Set exercise 1
In the double-posting thread, which browser does LSBoost say they are using?
Set exercise 2
Return the passage of the double-posting thread from "## DJRansome (Oct" to "a few seconds.", copied word for word.

--- start Extract provided ---

# Double Posting Tips!



## LSBoost (Jan 21, 2010)

*Was this helpful?*​
Yes440.00%No660.00%


----------



## LSBoost (Jan 21, 2010)

I know this post doesn't belong anywhere on this forum but it seems like the Miscellaneous-General Discussion forum is the best place for it. I guess the admin can delete this if they want but at least some people will get the tip.

I've been seeing a lot of double posting and I'm sure the moderators are having fun going around deleting them and try to keep the forum organize.

So here is the tip: Don't refresh after hitting submit and you will not get a double post, or triple post. If the site does not response just wait a little and then go to cichlid-forum.com again, your post will post once. You can bookmark the site that way its quicker. I know it's a pain but I think the server is having some issues. So never hit refresh after hitting submit, that's the tip.

Thanks,

Boost


----------



## DJRansome (Oct 29, 2005)

You can use the back arrow key instead of refresh. I have noticed my posts are always there already. :thumb:


----------



## Cichlidude (Feb 7, 2010)

You don't even have to hit back... just wait and your post will magically appear in front of you in a few seconds.


----------



## KaiserSousay (Nov 2, 2008)

Patience is *THE* cure for many things, including double posting.


----------



## bigcatsrus (Apr 15, 2009)

Edit to post below.


----------



## bigcatsrus (Apr 15, 2009)

I don't even hit the refresh button or back button but I seem to get double sometimes even triple posts. I wait and nothing happens. Has some message instead of the usual click here to see your message. It's something to do with the server.


----------



## LSBoost (Jan 21, 2010)

bigcatsrus said:


> I don't even hit the refresh button or back button but I seem to get double sometimes even triple posts. I wait and nothing happens. Has some message instead of the usual click here to see your message. It's something to do with the server.


That's weird, I get the message sometimes too but as long as I don't hit refresh and go to the site again it's all good. BTW I'm using firefox, that might have something to do with it.

--- end Extract provided ---
--- start Extracted records ---

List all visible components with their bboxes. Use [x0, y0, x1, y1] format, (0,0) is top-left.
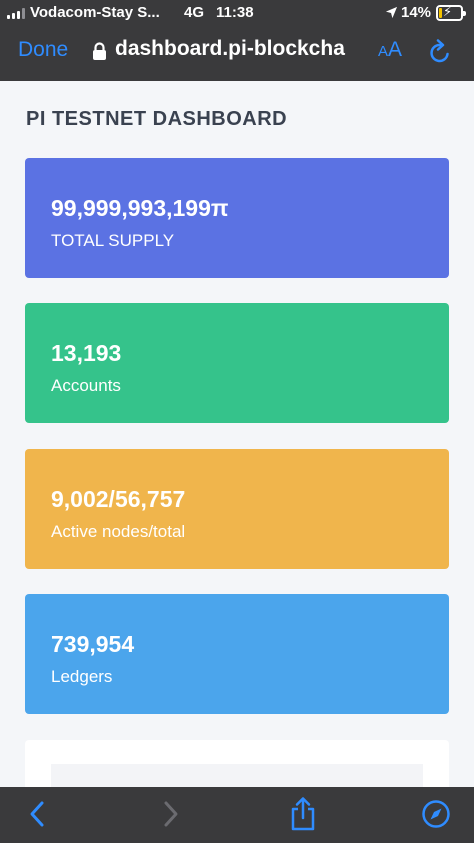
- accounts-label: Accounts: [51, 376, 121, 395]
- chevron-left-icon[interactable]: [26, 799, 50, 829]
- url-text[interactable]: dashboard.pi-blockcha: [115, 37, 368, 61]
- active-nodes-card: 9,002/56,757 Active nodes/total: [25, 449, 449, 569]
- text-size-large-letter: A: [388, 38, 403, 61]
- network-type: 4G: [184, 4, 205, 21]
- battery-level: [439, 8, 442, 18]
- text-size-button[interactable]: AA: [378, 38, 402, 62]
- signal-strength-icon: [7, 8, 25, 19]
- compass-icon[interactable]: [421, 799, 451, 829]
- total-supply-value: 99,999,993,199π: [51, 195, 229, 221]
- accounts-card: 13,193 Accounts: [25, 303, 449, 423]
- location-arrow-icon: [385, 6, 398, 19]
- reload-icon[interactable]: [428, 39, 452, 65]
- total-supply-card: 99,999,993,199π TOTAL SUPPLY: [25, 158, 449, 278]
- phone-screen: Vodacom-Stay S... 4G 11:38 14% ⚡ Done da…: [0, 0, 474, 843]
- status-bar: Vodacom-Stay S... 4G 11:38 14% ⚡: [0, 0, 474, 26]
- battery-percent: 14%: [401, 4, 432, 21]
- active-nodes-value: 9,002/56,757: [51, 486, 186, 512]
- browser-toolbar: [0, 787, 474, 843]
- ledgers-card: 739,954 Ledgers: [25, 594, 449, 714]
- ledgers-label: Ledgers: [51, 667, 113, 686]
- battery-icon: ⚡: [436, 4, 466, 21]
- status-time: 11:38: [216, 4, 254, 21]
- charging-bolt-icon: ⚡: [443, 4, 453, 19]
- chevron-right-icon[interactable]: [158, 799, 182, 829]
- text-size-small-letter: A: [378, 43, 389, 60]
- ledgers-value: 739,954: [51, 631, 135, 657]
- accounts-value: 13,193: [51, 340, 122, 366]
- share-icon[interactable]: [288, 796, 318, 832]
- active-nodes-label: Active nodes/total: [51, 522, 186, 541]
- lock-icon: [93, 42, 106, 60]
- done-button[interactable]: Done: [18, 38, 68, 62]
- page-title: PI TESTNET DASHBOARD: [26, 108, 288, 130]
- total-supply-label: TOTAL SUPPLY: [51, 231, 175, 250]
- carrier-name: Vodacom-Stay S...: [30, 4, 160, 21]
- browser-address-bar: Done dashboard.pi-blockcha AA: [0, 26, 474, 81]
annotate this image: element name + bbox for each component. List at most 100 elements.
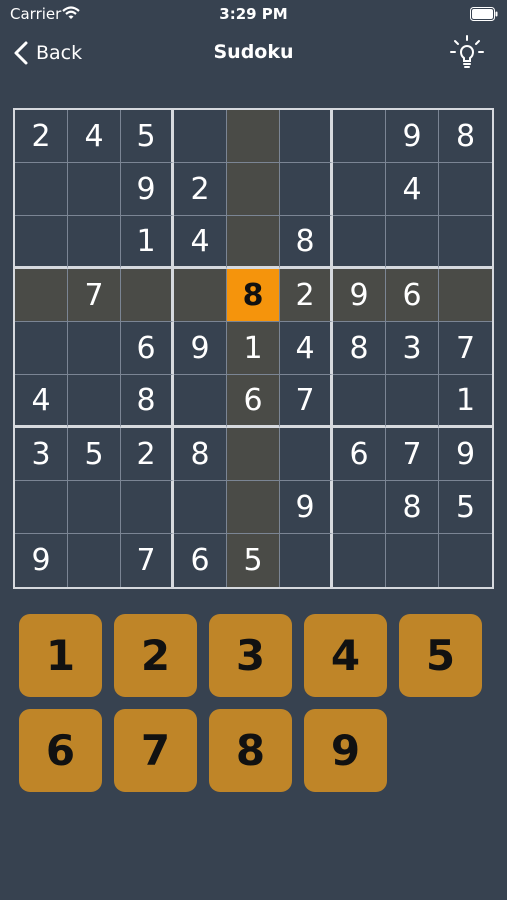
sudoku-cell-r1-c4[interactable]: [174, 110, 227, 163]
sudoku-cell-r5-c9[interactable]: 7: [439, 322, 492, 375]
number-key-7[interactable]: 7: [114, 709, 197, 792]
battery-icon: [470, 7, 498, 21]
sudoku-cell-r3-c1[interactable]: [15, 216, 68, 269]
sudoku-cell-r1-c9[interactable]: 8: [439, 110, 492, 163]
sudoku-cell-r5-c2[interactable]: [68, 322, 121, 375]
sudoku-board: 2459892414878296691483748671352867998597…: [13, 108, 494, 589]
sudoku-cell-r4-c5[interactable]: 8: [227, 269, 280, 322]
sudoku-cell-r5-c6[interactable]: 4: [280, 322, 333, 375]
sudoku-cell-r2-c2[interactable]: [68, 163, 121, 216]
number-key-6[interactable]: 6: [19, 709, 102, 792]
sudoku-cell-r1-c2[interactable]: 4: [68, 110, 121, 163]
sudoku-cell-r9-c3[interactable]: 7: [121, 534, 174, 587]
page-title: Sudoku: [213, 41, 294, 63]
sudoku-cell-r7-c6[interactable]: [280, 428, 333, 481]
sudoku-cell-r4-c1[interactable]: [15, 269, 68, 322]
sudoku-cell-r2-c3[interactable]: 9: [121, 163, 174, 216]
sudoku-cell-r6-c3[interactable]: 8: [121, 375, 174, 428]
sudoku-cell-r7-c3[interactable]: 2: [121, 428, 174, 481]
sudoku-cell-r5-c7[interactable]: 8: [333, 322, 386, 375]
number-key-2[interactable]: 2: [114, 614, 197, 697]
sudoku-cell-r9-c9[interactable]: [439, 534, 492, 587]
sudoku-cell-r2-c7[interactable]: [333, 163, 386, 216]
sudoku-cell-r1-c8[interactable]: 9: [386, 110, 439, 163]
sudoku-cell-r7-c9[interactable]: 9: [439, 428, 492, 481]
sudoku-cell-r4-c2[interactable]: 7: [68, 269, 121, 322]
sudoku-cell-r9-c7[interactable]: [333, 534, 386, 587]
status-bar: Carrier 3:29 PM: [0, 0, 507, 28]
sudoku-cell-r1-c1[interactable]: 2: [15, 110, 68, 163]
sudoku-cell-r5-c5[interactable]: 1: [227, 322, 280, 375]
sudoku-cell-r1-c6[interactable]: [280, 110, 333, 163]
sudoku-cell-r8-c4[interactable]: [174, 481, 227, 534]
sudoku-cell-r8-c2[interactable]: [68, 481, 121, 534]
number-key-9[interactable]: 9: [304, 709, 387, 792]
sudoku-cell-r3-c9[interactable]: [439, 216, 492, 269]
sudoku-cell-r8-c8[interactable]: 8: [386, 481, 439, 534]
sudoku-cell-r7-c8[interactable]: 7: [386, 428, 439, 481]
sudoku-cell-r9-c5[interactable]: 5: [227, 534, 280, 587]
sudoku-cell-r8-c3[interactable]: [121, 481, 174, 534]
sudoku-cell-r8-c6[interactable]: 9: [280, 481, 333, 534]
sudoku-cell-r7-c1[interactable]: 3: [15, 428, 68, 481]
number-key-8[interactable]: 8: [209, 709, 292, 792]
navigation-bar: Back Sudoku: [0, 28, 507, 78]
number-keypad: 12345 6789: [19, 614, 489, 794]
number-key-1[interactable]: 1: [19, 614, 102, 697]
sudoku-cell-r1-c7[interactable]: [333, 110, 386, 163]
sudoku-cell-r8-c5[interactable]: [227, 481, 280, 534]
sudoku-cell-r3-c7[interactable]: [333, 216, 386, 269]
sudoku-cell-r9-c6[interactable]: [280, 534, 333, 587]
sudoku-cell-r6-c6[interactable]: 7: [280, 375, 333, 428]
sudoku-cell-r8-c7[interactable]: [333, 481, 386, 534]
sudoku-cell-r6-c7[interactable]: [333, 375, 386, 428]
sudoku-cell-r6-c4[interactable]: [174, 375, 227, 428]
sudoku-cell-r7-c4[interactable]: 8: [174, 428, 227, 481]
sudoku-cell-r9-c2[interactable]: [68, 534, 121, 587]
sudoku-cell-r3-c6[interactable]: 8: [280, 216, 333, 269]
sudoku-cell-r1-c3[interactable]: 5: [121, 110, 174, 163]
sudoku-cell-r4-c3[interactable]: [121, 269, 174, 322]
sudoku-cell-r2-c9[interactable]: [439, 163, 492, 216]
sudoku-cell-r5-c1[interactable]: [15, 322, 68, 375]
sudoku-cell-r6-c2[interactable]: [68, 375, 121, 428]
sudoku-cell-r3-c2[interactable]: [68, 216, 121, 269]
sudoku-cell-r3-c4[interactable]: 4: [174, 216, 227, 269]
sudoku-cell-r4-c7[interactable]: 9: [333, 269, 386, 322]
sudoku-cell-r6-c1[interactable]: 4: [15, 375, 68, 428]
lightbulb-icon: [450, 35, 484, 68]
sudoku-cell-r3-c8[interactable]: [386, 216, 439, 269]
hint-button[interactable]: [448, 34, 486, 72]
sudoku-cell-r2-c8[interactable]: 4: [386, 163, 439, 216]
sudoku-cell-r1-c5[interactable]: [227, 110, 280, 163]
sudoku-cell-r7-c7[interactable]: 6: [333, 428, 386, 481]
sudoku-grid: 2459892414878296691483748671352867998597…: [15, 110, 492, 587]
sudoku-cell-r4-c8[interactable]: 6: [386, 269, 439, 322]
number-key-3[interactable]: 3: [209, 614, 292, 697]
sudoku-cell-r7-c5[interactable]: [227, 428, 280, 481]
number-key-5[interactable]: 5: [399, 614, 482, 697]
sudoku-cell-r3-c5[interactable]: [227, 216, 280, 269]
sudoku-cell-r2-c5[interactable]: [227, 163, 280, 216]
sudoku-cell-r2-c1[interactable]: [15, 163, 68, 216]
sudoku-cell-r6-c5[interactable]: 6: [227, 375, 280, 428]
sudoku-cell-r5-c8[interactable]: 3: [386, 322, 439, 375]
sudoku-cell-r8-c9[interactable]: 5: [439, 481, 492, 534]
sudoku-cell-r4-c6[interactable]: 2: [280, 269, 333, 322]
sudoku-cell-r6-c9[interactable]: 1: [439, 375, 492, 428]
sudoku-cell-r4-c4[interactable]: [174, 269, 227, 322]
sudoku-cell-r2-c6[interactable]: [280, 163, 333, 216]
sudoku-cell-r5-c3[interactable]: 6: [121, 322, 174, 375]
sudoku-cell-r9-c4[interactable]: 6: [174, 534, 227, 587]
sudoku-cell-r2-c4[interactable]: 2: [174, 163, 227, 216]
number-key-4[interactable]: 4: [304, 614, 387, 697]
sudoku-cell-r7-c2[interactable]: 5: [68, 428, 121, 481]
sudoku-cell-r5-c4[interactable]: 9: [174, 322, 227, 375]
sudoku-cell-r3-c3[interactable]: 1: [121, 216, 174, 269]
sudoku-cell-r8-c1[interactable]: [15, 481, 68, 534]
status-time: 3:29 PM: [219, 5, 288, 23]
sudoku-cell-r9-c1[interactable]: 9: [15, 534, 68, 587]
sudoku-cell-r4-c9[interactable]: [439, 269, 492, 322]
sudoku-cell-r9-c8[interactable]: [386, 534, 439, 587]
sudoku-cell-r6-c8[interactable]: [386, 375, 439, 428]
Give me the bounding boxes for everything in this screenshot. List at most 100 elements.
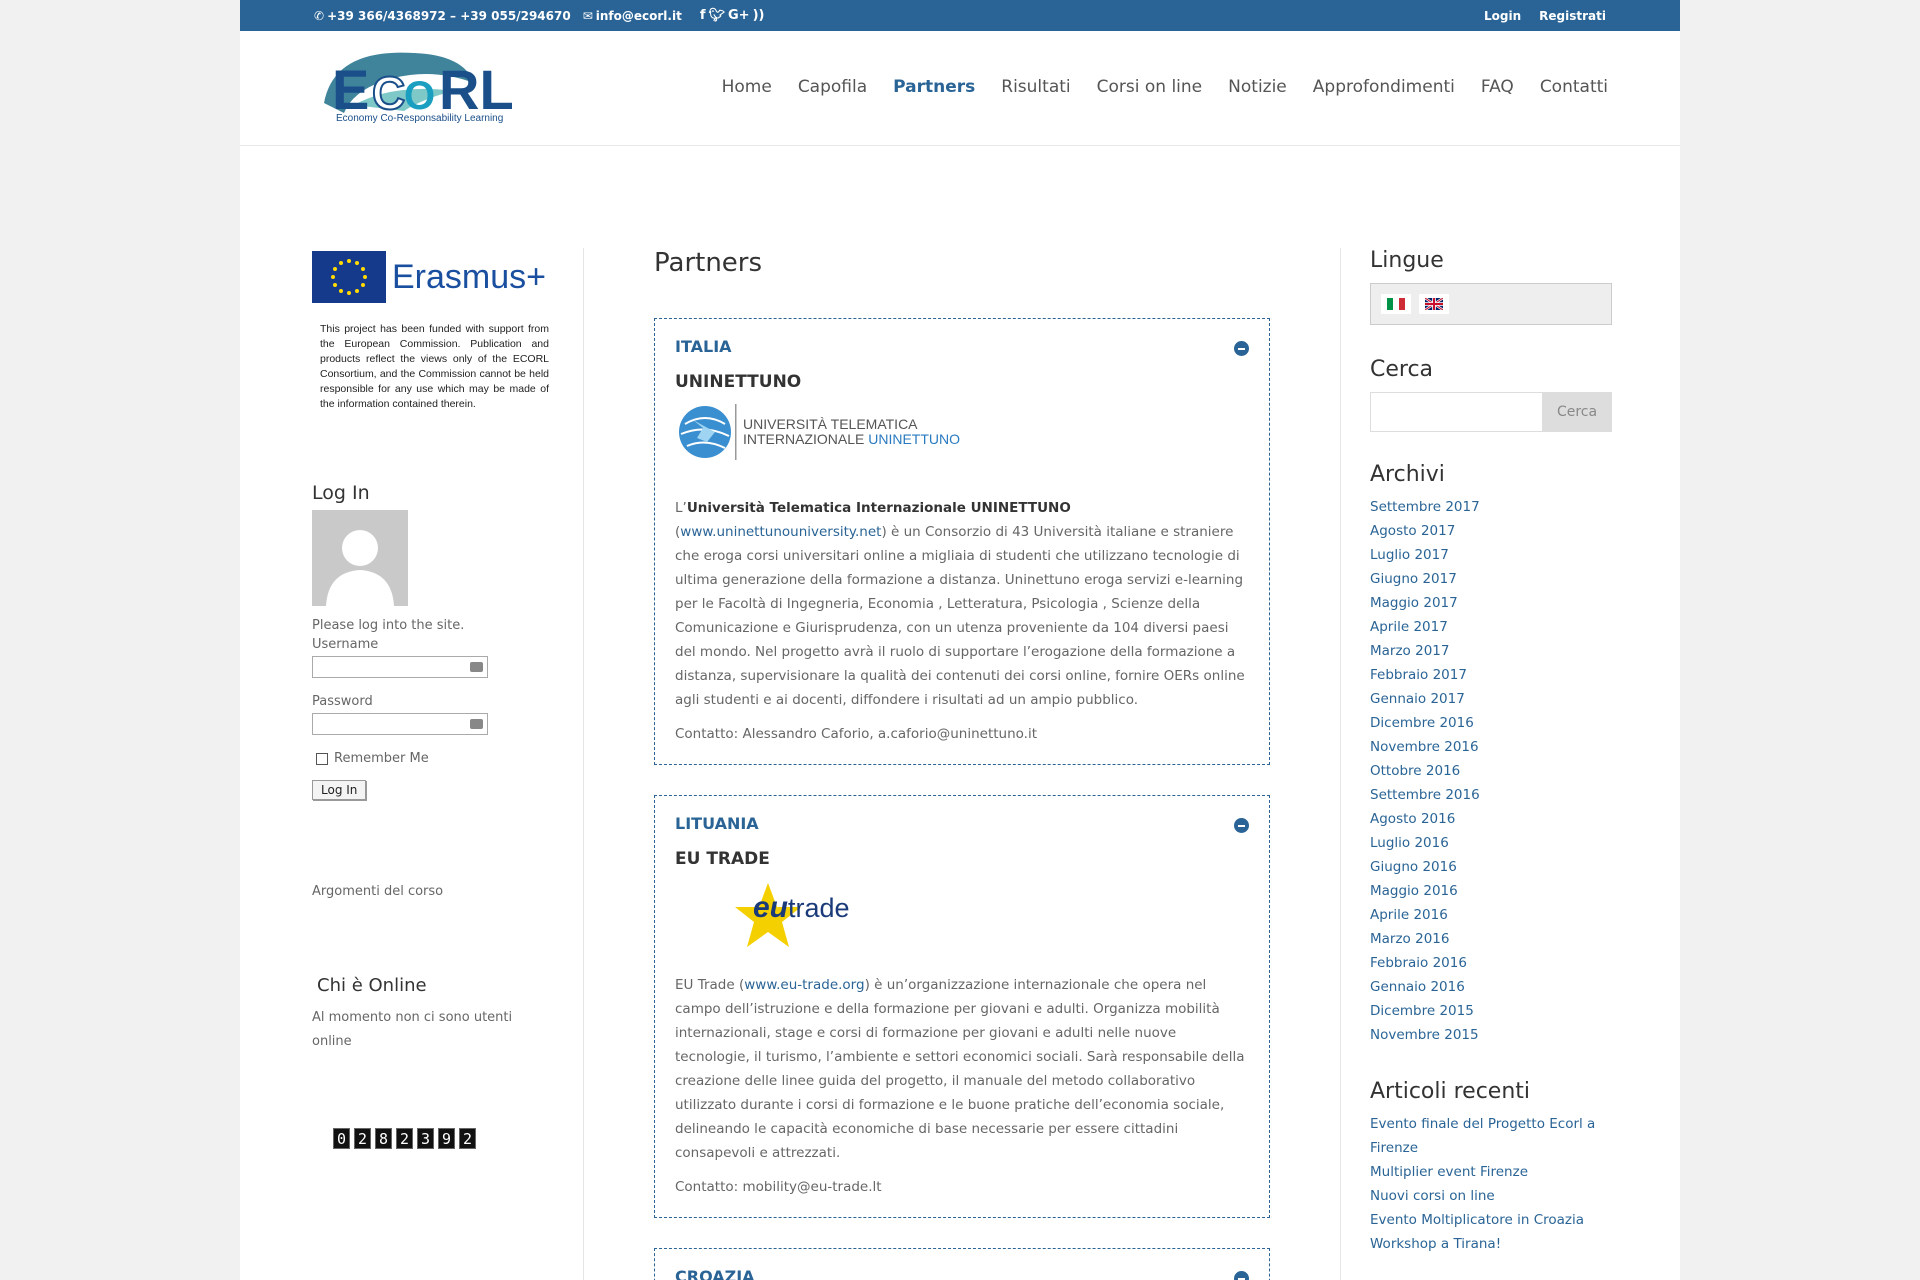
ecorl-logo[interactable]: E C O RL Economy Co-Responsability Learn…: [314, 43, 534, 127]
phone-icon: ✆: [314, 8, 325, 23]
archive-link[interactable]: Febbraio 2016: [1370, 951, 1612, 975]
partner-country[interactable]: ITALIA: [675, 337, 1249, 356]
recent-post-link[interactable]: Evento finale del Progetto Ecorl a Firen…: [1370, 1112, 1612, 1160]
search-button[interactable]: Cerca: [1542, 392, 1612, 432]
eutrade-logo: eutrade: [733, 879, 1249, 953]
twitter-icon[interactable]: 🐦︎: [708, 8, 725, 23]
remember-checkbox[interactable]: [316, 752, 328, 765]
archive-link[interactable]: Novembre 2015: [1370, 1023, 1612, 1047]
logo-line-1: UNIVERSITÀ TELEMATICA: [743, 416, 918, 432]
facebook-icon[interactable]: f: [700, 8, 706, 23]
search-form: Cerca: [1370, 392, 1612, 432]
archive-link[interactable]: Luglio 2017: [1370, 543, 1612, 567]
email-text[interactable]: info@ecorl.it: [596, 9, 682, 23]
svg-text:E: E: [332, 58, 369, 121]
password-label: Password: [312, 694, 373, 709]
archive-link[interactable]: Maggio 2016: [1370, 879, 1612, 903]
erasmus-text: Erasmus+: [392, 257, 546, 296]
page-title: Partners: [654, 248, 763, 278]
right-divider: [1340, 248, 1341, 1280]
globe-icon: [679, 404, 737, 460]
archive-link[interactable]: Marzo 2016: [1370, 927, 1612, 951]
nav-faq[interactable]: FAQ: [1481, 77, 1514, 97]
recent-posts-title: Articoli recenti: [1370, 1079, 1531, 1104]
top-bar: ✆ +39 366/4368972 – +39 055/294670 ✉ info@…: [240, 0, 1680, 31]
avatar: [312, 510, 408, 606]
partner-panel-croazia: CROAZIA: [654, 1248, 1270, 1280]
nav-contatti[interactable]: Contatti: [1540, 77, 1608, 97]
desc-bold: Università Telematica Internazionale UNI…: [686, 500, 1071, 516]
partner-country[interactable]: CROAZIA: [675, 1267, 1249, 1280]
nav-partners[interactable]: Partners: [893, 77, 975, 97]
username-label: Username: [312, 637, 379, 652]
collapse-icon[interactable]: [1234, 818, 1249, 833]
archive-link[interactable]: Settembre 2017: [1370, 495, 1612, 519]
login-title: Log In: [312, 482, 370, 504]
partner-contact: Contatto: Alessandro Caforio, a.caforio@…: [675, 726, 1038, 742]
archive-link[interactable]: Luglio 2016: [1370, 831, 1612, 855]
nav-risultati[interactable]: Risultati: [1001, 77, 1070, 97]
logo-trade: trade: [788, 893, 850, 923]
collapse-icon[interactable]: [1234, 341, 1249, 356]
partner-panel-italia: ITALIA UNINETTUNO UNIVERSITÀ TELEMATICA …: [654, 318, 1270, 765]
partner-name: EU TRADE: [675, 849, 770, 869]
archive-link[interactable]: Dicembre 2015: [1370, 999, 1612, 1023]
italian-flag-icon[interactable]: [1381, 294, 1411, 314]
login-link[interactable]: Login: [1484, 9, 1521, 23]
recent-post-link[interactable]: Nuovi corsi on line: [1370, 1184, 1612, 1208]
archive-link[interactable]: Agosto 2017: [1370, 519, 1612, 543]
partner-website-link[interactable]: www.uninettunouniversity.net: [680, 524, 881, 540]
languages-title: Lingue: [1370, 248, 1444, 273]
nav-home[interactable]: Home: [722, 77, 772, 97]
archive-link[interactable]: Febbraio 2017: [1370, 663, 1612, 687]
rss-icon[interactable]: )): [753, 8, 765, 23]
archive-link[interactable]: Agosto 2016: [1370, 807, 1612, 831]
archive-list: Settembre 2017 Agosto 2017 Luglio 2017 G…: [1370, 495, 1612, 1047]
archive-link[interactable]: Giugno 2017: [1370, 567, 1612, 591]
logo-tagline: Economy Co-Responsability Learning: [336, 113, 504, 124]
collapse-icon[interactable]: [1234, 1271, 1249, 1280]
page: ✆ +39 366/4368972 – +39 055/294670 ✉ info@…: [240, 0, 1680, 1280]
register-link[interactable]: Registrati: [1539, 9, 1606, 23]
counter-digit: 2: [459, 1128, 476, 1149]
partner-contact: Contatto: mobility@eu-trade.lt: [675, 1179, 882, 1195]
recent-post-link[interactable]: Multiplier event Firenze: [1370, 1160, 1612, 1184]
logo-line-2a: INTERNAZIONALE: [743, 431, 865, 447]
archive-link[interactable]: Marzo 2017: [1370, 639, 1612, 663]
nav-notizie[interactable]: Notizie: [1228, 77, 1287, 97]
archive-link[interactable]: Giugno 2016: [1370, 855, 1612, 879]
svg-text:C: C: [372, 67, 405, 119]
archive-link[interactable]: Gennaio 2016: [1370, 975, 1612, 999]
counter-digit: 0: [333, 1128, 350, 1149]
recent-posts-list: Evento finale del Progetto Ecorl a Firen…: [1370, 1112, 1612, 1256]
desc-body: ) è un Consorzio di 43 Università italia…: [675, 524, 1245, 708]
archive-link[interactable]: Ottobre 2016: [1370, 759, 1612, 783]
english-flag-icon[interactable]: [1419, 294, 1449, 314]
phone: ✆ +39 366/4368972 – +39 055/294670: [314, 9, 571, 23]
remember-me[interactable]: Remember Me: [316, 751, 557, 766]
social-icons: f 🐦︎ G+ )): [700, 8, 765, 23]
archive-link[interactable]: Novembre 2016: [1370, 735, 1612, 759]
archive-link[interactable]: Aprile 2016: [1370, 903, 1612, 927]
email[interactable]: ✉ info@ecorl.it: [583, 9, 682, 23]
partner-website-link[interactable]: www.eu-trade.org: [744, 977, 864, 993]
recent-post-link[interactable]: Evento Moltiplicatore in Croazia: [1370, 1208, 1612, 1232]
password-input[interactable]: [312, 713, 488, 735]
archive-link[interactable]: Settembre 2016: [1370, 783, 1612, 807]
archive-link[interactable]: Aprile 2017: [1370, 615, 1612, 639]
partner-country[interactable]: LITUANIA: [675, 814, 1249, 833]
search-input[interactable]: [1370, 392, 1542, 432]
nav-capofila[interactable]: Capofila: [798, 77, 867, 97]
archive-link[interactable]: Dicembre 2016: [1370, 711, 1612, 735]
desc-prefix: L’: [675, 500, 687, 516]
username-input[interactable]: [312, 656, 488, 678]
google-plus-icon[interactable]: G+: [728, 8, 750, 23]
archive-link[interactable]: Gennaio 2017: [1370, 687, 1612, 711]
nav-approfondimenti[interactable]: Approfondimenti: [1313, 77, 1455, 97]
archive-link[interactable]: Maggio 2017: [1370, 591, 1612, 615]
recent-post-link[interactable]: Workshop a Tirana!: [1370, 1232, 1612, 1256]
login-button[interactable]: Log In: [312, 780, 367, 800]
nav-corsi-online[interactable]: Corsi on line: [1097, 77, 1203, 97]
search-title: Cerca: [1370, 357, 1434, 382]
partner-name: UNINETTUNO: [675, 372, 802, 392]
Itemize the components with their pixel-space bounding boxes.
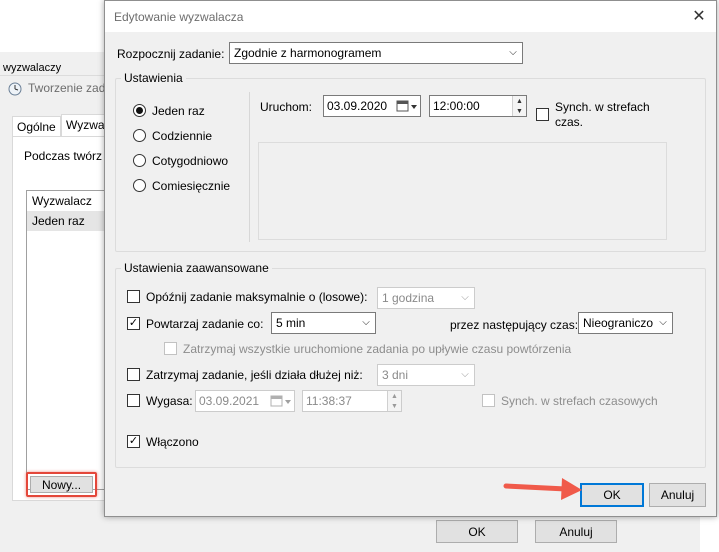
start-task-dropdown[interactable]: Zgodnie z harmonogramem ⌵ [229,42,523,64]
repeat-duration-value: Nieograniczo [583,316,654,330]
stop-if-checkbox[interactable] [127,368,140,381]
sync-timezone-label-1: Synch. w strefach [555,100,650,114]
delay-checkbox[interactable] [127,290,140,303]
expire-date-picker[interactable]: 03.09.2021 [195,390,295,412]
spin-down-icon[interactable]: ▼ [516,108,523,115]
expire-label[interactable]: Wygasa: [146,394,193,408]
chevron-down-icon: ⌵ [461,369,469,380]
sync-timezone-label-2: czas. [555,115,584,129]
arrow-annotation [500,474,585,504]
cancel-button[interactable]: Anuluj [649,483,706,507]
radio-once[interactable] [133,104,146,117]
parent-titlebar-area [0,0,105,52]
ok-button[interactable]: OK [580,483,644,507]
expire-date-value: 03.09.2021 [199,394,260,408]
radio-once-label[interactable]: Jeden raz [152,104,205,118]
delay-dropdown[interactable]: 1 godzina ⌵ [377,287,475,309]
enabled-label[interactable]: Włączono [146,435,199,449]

--- end Extracted records ---

Exercise output 1
Firefox.

Exercise output 2
## DJRansome (Oct 29, 2005)

You can use the back arrow key instead of refresh. I have noticed my posts are always there already. :thumb:


----------



## Cichlidude (Feb 7, 2010)

You don't even have to hit back... just wait and your post will magically appear in front of you in a few seconds.